══ Exercise material

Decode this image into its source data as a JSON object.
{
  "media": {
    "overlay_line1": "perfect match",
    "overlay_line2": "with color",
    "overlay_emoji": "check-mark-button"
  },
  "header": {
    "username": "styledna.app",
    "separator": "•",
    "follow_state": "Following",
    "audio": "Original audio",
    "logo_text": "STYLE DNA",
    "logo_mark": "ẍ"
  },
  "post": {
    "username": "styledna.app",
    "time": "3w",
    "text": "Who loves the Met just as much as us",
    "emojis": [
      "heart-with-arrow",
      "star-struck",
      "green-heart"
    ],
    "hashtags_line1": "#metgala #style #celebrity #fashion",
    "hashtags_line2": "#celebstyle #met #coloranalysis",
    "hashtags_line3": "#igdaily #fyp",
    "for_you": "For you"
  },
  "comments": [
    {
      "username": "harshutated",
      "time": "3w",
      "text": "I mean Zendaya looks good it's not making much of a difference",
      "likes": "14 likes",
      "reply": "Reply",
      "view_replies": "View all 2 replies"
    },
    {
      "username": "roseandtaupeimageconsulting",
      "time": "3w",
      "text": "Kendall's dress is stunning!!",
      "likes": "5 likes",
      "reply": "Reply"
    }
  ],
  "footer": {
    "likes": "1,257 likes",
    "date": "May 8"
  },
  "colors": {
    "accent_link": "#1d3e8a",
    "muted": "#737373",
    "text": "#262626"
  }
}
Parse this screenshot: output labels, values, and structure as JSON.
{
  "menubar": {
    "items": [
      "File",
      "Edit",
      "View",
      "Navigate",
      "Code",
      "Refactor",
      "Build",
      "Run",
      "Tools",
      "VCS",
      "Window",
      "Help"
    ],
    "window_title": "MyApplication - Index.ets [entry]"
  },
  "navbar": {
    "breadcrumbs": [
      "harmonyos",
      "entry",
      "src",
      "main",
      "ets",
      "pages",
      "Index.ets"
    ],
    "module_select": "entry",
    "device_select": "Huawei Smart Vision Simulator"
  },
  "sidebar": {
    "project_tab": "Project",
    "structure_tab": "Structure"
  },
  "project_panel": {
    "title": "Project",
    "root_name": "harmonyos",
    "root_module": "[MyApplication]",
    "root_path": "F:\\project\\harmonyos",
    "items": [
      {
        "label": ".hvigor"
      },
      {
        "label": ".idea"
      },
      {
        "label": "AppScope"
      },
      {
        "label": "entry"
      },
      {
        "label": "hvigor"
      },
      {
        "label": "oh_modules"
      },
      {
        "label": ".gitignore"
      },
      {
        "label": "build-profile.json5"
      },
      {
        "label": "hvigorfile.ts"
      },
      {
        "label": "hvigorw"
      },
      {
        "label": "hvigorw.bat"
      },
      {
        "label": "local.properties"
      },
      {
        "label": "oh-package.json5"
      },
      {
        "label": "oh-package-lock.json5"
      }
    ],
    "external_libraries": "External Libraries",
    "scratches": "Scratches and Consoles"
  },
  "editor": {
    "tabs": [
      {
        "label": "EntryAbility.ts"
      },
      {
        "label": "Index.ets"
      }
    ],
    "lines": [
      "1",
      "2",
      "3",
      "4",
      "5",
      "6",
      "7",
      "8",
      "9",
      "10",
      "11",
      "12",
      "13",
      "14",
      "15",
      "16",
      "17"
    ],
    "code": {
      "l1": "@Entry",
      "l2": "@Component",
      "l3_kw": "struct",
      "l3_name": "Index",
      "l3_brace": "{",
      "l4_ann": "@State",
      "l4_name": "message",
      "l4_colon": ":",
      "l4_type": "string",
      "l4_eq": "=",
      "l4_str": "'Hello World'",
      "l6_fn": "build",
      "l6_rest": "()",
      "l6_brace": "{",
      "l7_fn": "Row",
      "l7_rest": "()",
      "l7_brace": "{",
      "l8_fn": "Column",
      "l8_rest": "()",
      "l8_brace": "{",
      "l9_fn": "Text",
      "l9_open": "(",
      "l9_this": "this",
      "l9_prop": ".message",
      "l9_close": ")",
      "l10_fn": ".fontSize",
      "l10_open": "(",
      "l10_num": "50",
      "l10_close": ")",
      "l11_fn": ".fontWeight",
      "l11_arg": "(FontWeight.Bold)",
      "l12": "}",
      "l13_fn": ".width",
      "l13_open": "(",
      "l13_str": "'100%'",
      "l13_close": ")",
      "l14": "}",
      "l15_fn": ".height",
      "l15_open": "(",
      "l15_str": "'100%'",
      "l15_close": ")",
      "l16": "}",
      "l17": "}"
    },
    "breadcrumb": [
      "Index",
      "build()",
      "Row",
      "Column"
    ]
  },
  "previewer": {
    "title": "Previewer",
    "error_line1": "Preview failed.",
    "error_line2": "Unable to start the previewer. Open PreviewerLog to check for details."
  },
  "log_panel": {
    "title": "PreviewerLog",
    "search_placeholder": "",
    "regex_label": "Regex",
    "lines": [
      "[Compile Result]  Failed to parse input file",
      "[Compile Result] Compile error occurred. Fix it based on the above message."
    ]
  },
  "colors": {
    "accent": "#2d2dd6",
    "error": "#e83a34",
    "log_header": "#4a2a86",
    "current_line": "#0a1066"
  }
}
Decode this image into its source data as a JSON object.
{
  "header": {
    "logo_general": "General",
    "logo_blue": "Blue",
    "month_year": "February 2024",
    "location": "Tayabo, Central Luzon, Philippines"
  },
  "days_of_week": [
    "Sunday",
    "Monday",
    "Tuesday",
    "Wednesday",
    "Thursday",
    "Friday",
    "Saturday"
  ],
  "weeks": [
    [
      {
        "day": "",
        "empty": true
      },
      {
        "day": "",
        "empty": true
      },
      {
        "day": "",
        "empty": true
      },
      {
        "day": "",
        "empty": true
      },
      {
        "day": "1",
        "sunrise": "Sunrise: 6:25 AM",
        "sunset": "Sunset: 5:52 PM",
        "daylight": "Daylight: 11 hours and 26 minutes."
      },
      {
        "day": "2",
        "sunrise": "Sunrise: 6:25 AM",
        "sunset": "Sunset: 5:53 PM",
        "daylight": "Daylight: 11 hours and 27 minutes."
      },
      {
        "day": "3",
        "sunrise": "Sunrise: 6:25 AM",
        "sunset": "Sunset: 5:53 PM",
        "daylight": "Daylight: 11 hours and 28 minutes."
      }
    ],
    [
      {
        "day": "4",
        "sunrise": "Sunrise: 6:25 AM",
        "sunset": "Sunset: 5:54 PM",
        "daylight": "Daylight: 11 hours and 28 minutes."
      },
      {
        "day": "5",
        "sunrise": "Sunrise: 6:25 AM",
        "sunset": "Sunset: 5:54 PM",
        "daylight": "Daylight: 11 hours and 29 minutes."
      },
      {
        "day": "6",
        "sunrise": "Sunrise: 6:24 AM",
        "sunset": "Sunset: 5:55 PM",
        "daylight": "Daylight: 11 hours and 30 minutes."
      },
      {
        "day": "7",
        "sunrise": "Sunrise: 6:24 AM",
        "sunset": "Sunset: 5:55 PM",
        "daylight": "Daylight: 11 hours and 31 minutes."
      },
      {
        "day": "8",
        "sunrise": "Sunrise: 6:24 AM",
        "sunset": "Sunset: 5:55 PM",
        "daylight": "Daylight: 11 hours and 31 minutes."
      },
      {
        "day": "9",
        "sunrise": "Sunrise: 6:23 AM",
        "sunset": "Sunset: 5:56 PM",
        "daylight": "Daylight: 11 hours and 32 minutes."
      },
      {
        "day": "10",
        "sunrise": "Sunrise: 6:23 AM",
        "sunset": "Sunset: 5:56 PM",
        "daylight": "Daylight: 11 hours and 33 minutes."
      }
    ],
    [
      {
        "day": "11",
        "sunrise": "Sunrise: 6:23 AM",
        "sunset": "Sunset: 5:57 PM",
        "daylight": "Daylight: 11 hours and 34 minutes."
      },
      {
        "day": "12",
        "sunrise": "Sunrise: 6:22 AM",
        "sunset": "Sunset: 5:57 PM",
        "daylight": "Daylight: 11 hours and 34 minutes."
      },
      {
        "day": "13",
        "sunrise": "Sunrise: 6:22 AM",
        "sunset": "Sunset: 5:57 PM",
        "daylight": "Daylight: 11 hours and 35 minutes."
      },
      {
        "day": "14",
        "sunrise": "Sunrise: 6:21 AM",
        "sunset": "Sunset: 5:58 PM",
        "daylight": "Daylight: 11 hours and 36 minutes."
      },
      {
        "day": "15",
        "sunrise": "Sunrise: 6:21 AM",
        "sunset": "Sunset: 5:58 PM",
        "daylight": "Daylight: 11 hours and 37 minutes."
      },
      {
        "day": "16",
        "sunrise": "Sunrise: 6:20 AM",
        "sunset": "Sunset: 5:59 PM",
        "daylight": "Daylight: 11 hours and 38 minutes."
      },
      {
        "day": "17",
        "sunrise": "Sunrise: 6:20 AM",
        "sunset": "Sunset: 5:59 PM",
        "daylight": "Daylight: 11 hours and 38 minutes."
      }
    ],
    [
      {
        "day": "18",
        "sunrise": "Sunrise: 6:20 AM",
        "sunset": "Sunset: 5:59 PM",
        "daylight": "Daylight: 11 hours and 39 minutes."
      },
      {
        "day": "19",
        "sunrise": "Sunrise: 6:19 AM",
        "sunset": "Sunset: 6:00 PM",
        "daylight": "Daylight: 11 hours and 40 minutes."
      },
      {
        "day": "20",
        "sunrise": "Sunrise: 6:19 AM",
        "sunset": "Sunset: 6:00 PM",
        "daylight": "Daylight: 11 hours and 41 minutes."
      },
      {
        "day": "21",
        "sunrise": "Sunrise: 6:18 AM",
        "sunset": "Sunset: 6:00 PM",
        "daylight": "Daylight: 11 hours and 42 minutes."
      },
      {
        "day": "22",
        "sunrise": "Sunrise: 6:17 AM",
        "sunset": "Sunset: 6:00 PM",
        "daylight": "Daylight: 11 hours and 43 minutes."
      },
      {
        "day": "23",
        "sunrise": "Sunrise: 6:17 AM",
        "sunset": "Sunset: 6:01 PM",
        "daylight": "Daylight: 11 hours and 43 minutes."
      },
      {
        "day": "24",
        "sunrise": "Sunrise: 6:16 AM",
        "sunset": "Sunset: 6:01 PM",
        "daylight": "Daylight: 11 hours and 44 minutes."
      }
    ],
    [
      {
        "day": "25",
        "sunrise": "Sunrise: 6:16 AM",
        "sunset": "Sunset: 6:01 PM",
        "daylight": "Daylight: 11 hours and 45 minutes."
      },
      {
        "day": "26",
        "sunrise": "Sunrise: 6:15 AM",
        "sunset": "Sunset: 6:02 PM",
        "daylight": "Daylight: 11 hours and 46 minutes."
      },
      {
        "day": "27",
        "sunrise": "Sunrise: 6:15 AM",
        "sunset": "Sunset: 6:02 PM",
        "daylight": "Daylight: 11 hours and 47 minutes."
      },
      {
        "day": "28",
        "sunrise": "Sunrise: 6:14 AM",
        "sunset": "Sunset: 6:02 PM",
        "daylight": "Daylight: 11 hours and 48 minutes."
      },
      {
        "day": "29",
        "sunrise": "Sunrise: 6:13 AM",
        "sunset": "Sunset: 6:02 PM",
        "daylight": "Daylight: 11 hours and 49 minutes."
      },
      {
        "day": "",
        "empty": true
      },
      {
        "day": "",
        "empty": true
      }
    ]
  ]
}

════

* What is expected
Which lines above contain the word "with"? Copy each of them.

* Exercise result
    "overlay_line2": "with color",
      "heart-with-arrow",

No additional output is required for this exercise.